▸ Raw records:
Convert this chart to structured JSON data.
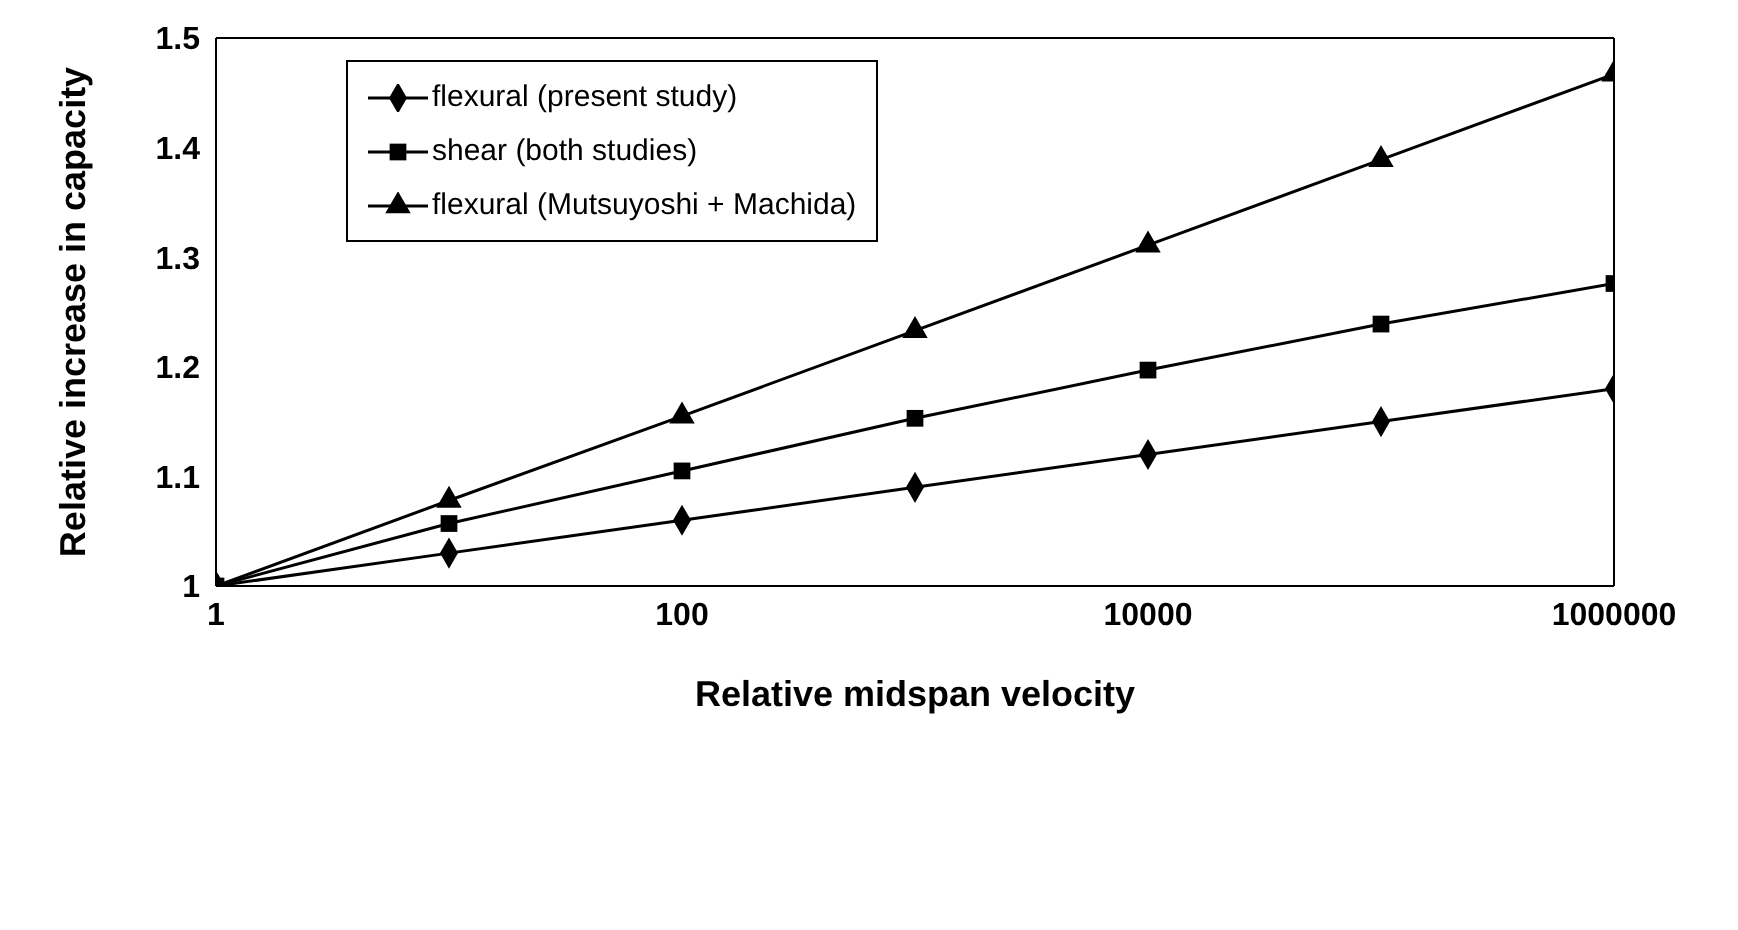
{
  "chart_data": {
    "type": "line",
    "xlabel": "Relative midspan velocity",
    "ylabel": "Relative increase in capacity",
    "log": "x",
    "xlim": [
      1,
      1000000
    ],
    "xticks": [
      1,
      100,
      10000,
      1000000
    ],
    "ylim": [
      1,
      1.5
    ],
    "yticks": [
      1,
      1.1,
      1.2,
      1.3,
      1.4,
      1.5
    ],
    "legend": "top left",
    "x": [
      1,
      10,
      100,
      1000,
      10000,
      100000,
      1000000
    ],
    "series": [
      {
        "name": "flexural (present study)",
        "color": "#000000",
        "marker": "diamond",
        "values": [
          1,
          1.03,
          1.06,
          1.09,
          1.12,
          1.15,
          1.18
        ]
      },
      {
        "name": "shear (both studies)",
        "color": "#000000",
        "marker": "square",
        "values": [
          1,
          1.057,
          1.105,
          1.153,
          1.197,
          1.239,
          1.276
        ]
      },
      {
        "name": "flexural (Mutsuyoshi + Machida)",
        "color": "#000000",
        "marker": "triangle",
        "values": [
          1,
          1.078,
          1.155,
          1.233,
          1.311,
          1.389,
          1.467
        ]
      }
    ]
  }
}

▸ Task directions: Each line above is to be copied verbatim. Drop any image from the copy.

▸ Written reply:
Convert this chart to structured JSON data.
{
  "chart_data": {
    "type": "line",
    "xlabel": "Relative midspan velocity",
    "ylabel": "Relative increase in capacity",
    "log": "x",
    "xlim": [
      1,
      1000000
    ],
    "xticks": [
      1,
      100,
      10000,
      1000000
    ],
    "ylim": [
      1,
      1.5
    ],
    "yticks": [
      1,
      1.1,
      1.2,
      1.3,
      1.4,
      1.5
    ],
    "legend": "top left",
    "x": [
      1,
      10,
      100,
      1000,
      10000,
      100000,
      1000000
    ],
    "series": [
      {
        "name": "flexural (present study)",
        "color": "#000000",
        "marker": "diamond",
        "values": [
          1,
          1.03,
          1.06,
          1.09,
          1.12,
          1.15,
          1.18
        ]
      },
      {
        "name": "shear (both studies)",
        "color": "#000000",
        "marker": "square",
        "values": [
          1,
          1.057,
          1.105,
          1.153,
          1.197,
          1.239,
          1.276
        ]
      },
      {
        "name": "flexural (Mutsuyoshi + Machida)",
        "color": "#000000",
        "marker": "triangle",
        "values": [
          1,
          1.078,
          1.155,
          1.233,
          1.311,
          1.389,
          1.467
        ]
      }
    ]
  }
}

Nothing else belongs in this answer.